--- START SOURCE MATERIAL ---

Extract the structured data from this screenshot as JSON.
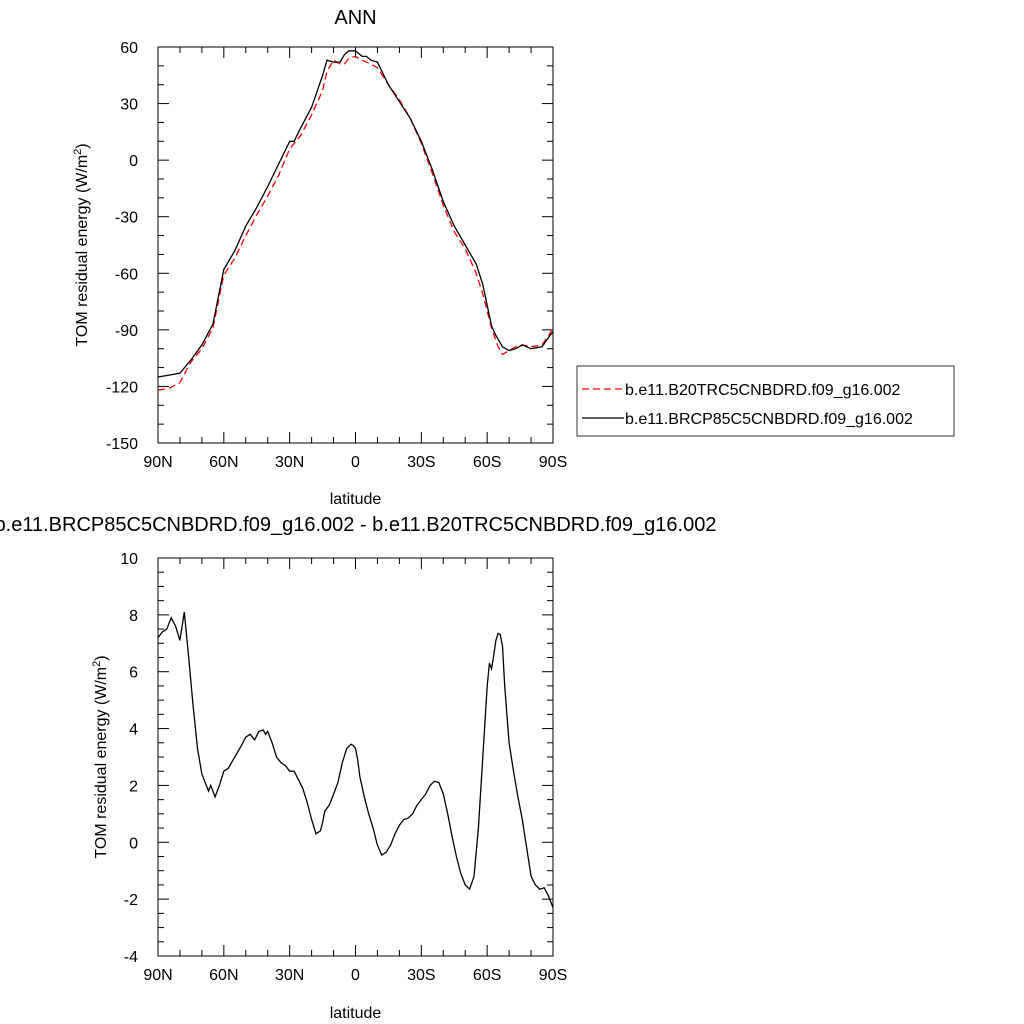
{
  "chart_data": [
    {
      "type": "line",
      "title": "ANN",
      "xlabel": "latitude",
      "ylabel": "TOM residual energy (W/m",
      "ylabel_sup": "2",
      "ylabel_close": ")",
      "xlim": [
        90,
        -90
      ],
      "ylim": [
        -150,
        60
      ],
      "xticks": [
        90,
        60,
        30,
        0,
        -30,
        -60,
        -90
      ],
      "xtick_labels": [
        "90N",
        "60N",
        "30N",
        "0",
        "30S",
        "60S",
        "90S"
      ],
      "yticks": [
        -150,
        -120,
        -90,
        -60,
        -30,
        0,
        30,
        60
      ],
      "ytick_labels": [
        "-150",
        "-120",
        "-90",
        "-60",
        "-30",
        "0",
        "30",
        "60"
      ],
      "legend_position": "right",
      "series": [
        {
          "name": "b.e11.B20TRC5CNBDRD.f09_g16.002",
          "color": "#ff0000",
          "dash": "dashed",
          "x": [
            90,
            85,
            80,
            75,
            70,
            65,
            60,
            55,
            50,
            45,
            40,
            35,
            30,
            25,
            20,
            15,
            13,
            10,
            7,
            5,
            3,
            0,
            -3,
            -5,
            -7,
            -10,
            -15,
            -20,
            -25,
            -30,
            -35,
            -40,
            -45,
            -50,
            -55,
            -58,
            -62,
            -65,
            -67,
            -70,
            -73,
            -76,
            -80,
            -85,
            -88,
            -90
          ],
          "y": [
            -122,
            -121,
            -118,
            -107,
            -100,
            -89,
            -61,
            -52,
            -40,
            -29,
            -19,
            -8,
            6,
            13,
            24,
            37,
            47,
            53,
            51,
            51,
            54,
            55,
            53,
            52,
            51,
            49,
            40,
            32,
            22,
            9,
            -7,
            -24,
            -38,
            -47,
            -60,
            -71,
            -89,
            -99,
            -103,
            -101,
            -99,
            -98,
            -99,
            -98,
            -93,
            -89
          ]
        },
        {
          "name": "b.e11.BRCP85C5CNBDRD.f09_g16.002",
          "color": "#000000",
          "dash": "solid",
          "x": [
            90,
            85,
            80,
            75,
            70,
            65,
            60,
            55,
            50,
            45,
            40,
            35,
            30,
            28,
            25,
            20,
            15,
            13,
            10,
            7,
            5,
            3,
            0,
            -3,
            -5,
            -7,
            -10,
            -15,
            -20,
            -25,
            -30,
            -35,
            -40,
            -45,
            -50,
            -55,
            -58,
            -62,
            -64,
            -67,
            -70,
            -73,
            -76,
            -80,
            -85,
            -88,
            -90
          ],
          "y": [
            -115,
            -114,
            -113,
            -106,
            -98,
            -87,
            -58,
            -48,
            -35,
            -25,
            -14,
            -2,
            10,
            10,
            17,
            28,
            45,
            53,
            52,
            52,
            56,
            58,
            58,
            55,
            55,
            53,
            52,
            40,
            31,
            22,
            10,
            -5,
            -22,
            -35,
            -45,
            -55,
            -66,
            -88,
            -93,
            -99,
            -101,
            -100,
            -98,
            -100,
            -99,
            -94,
            -91
          ]
        }
      ]
    },
    {
      "type": "line",
      "title": "b.e11.BRCP85C5CNBDRD.f09_g16.002 - b.e11.B20TRC5CNBDRD.f09_g16.002",
      "xlabel": "latitude",
      "ylabel": "TOM residual energy (W/m",
      "ylabel_sup": "2",
      "ylabel_close": ")",
      "xlim": [
        90,
        -90
      ],
      "ylim": [
        -4,
        10
      ],
      "xticks": [
        90,
        60,
        30,
        0,
        -30,
        -60,
        -90
      ],
      "xtick_labels": [
        "90N",
        "60N",
        "30N",
        "0",
        "30S",
        "60S",
        "90S"
      ],
      "yticks": [
        -4,
        -2,
        0,
        2,
        4,
        6,
        8,
        10
      ],
      "ytick_labels": [
        "-4",
        "-2",
        "0",
        "2",
        "4",
        "6",
        "8",
        "10"
      ],
      "series": [
        {
          "color": "#000000",
          "dash": "solid",
          "x": [
            90,
            88,
            86,
            84,
            82,
            80,
            78,
            76,
            74,
            72,
            70,
            68,
            67,
            66,
            64,
            62,
            60,
            58,
            55,
            52,
            50,
            48,
            46,
            44,
            42,
            41,
            40,
            38,
            36,
            34,
            32,
            30,
            28,
            26,
            24,
            22,
            20,
            18,
            16,
            15,
            14,
            12,
            10,
            8,
            6,
            4,
            2,
            1,
            0,
            -1,
            -2,
            -4,
            -6,
            -8,
            -10,
            -12,
            -14,
            -16,
            -18,
            -20,
            -22,
            -24,
            -26,
            -28,
            -30,
            -32,
            -34,
            -36,
            -38,
            -40,
            -42,
            -44,
            -46,
            -48,
            -50,
            -52,
            -54,
            -56,
            -58,
            -60,
            -61,
            -62,
            -63,
            -64,
            -65,
            -66,
            -67,
            -68,
            -70,
            -72,
            -74,
            -76,
            -78,
            -80,
            -82,
            -84,
            -86,
            -88,
            -90
          ],
          "y": [
            7.2,
            7.4,
            7.5,
            7.9,
            7.6,
            7.1,
            8.1,
            6.5,
            4.8,
            3.3,
            2.4,
            2.0,
            1.8,
            2.0,
            1.6,
            2.0,
            2.5,
            2.6,
            3.0,
            3.4,
            3.7,
            3.8,
            3.6,
            3.9,
            3.95,
            3.8,
            3.9,
            3.5,
            3.0,
            2.8,
            2.7,
            2.5,
            2.5,
            2.2,
            1.9,
            1.4,
            0.8,
            0.3,
            0.4,
            0.7,
            1.1,
            1.3,
            1.7,
            2.1,
            2.8,
            3.3,
            3.45,
            3.4,
            3.3,
            2.9,
            2.3,
            1.6,
            1.0,
            0.5,
            -0.1,
            -0.45,
            -0.35,
            -0.1,
            0.3,
            0.6,
            0.8,
            0.85,
            1.0,
            1.3,
            1.5,
            1.7,
            2.0,
            2.15,
            2.1,
            1.7,
            1.0,
            0.2,
            -0.5,
            -1.1,
            -1.5,
            -1.65,
            -1.2,
            0.5,
            3.0,
            5.5,
            6.3,
            6.1,
            6.6,
            7.1,
            7.35,
            7.3,
            6.9,
            5.5,
            3.5,
            2.5,
            1.6,
            0.8,
            -0.2,
            -1.2,
            -1.5,
            -1.65,
            -1.6,
            -1.9,
            -2.3
          ]
        }
      ]
    }
  ]
}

--- END SOURCE MATERIAL ---

PROBLEM TO SOLVE =>
Omit pictures; set down the rest of the material word for word.

RESULT OF THIS EXERCISE =>
Extract the structured data from this screenshot as JSON.
{
  "chart_data": [
    {
      "type": "line",
      "title": "ANN",
      "xlabel": "latitude",
      "ylabel": "TOM residual energy (W/m",
      "ylabel_sup": "2",
      "ylabel_close": ")",
      "xlim": [
        90,
        -90
      ],
      "ylim": [
        -150,
        60
      ],
      "xticks": [
        90,
        60,
        30,
        0,
        -30,
        -60,
        -90
      ],
      "xtick_labels": [
        "90N",
        "60N",
        "30N",
        "0",
        "30S",
        "60S",
        "90S"
      ],
      "yticks": [
        -150,
        -120,
        -90,
        -60,
        -30,
        0,
        30,
        60
      ],
      "ytick_labels": [
        "-150",
        "-120",
        "-90",
        "-60",
        "-30",
        "0",
        "30",
        "60"
      ],
      "legend_position": "right",
      "series": [
        {
          "name": "b.e11.B20TRC5CNBDRD.f09_g16.002",
          "color": "#ff0000",
          "dash": "dashed",
          "x": [
            90,
            85,
            80,
            75,
            70,
            65,
            60,
            55,
            50,
            45,
            40,
            35,
            30,
            25,
            20,
            15,
            13,
            10,
            7,
            5,
            3,
            0,
            -3,
            -5,
            -7,
            -10,
            -15,
            -20,
            -25,
            -30,
            -35,
            -40,
            -45,
            -50,
            -55,
            -58,
            -62,
            -65,
            -67,
            -70,
            -73,
            -76,
            -80,
            -85,
            -88,
            -90
          ],
          "y": [
            -122,
            -121,
            -118,
            -107,
            -100,
            -89,
            -61,
            -52,
            -40,
            -29,
            -19,
            -8,
            6,
            13,
            24,
            37,
            47,
            53,
            51,
            51,
            54,
            55,
            53,
            52,
            51,
            49,
            40,
            32,
            22,
            9,
            -7,
            -24,
            -38,
            -47,
            -60,
            -71,
            -89,
            -99,
            -103,
            -101,
            -99,
            -98,
            -99,
            -98,
            -93,
            -89
          ]
        },
        {
          "name": "b.e11.BRCP85C5CNBDRD.f09_g16.002",
          "color": "#000000",
          "dash": "solid",
          "x": [
            90,
            85,
            80,
            75,
            70,
            65,
            60,
            55,
            50,
            45,
            40,
            35,
            30,
            28,
            25,
            20,
            15,
            13,
            10,
            7,
            5,
            3,
            0,
            -3,
            -5,
            -7,
            -10,
            -15,
            -20,
            -25,
            -30,
            -35,
            -40,
            -45,
            -50,
            -55,
            -58,
            -62,
            -64,
            -67,
            -70,
            -73,
            -76,
            -80,
            -85,
            -88,
            -90
          ],
          "y": [
            -115,
            -114,
            -113,
            -106,
            -98,
            -87,
            -58,
            -48,
            -35,
            -25,
            -14,
            -2,
            10,
            10,
            17,
            28,
            45,
            53,
            52,
            52,
            56,
            58,
            58,
            55,
            55,
            53,
            52,
            40,
            31,
            22,
            10,
            -5,
            -22,
            -35,
            -45,
            -55,
            -66,
            -88,
            -93,
            -99,
            -101,
            -100,
            -98,
            -100,
            -99,
            -94,
            -91
          ]
        }
      ]
    },
    {
      "type": "line",
      "title": "b.e11.BRCP85C5CNBDRD.f09_g16.002 - b.e11.B20TRC5CNBDRD.f09_g16.002",
      "xlabel": "latitude",
      "ylabel": "TOM residual energy (W/m",
      "ylabel_sup": "2",
      "ylabel_close": ")",
      "xlim": [
        90,
        -90
      ],
      "ylim": [
        -4,
        10
      ],
      "xticks": [
        90,
        60,
        30,
        0,
        -30,
        -60,
        -90
      ],
      "xtick_labels": [
        "90N",
        "60N",
        "30N",
        "0",
        "30S",
        "60S",
        "90S"
      ],
      "yticks": [
        -4,
        -2,
        0,
        2,
        4,
        6,
        8,
        10
      ],
      "ytick_labels": [
        "-4",
        "-2",
        "0",
        "2",
        "4",
        "6",
        "8",
        "10"
      ],
      "series": [
        {
          "color": "#000000",
          "dash": "solid",
          "x": [
            90,
            88,
            86,
            84,
            82,
            80,
            78,
            76,
            74,
            72,
            70,
            68,
            67,
            66,
            64,
            62,
            60,
            58,
            55,
            52,
            50,
            48,
            46,
            44,
            42,
            41,
            40,
            38,
            36,
            34,
            32,
            30,
            28,
            26,
            24,
            22,
            20,
            18,
            16,
            15,
            14,
            12,
            10,
            8,
            6,
            4,
            2,
            1,
            0,
            -1,
            -2,
            -4,
            -6,
            -8,
            -10,
            -12,
            -14,
            -16,
            -18,
            -20,
            -22,
            -24,
            -26,
            -28,
            -30,
            -32,
            -34,
            -36,
            -38,
            -40,
            -42,
            -44,
            -46,
            -48,
            -50,
            -52,
            -54,
            -56,
            -58,
            -60,
            -61,
            -62,
            -63,
            -64,
            -65,
            -66,
            -67,
            -68,
            -70,
            -72,
            -74,
            -76,
            -78,
            -80,
            -82,
            -84,
            -86,
            -88,
            -90
          ],
          "y": [
            7.2,
            7.4,
            7.5,
            7.9,
            7.6,
            7.1,
            8.1,
            6.5,
            4.8,
            3.3,
            2.4,
            2.0,
            1.8,
            2.0,
            1.6,
            2.0,
            2.5,
            2.6,
            3.0,
            3.4,
            3.7,
            3.8,
            3.6,
            3.9,
            3.95,
            3.8,
            3.9,
            3.5,
            3.0,
            2.8,
            2.7,
            2.5,
            2.5,
            2.2,
            1.9,
            1.4,
            0.8,
            0.3,
            0.4,
            0.7,
            1.1,
            1.3,
            1.7,
            2.1,
            2.8,
            3.3,
            3.45,
            3.4,
            3.3,
            2.9,
            2.3,
            1.6,
            1.0,
            0.5,
            -0.1,
            -0.45,
            -0.35,
            -0.1,
            0.3,
            0.6,
            0.8,
            0.85,
            1.0,
            1.3,
            1.5,
            1.7,
            2.0,
            2.15,
            2.1,
            1.7,
            1.0,
            0.2,
            -0.5,
            -1.1,
            -1.5,
            -1.65,
            -1.2,
            0.5,
            3.0,
            5.5,
            6.3,
            6.1,
            6.6,
            7.1,
            7.35,
            7.3,
            6.9,
            5.5,
            3.5,
            2.5,
            1.6,
            0.8,
            -0.2,
            -1.2,
            -1.5,
            -1.65,
            -1.6,
            -1.9,
            -2.3
          ]
        }
      ]
    }
  ]
}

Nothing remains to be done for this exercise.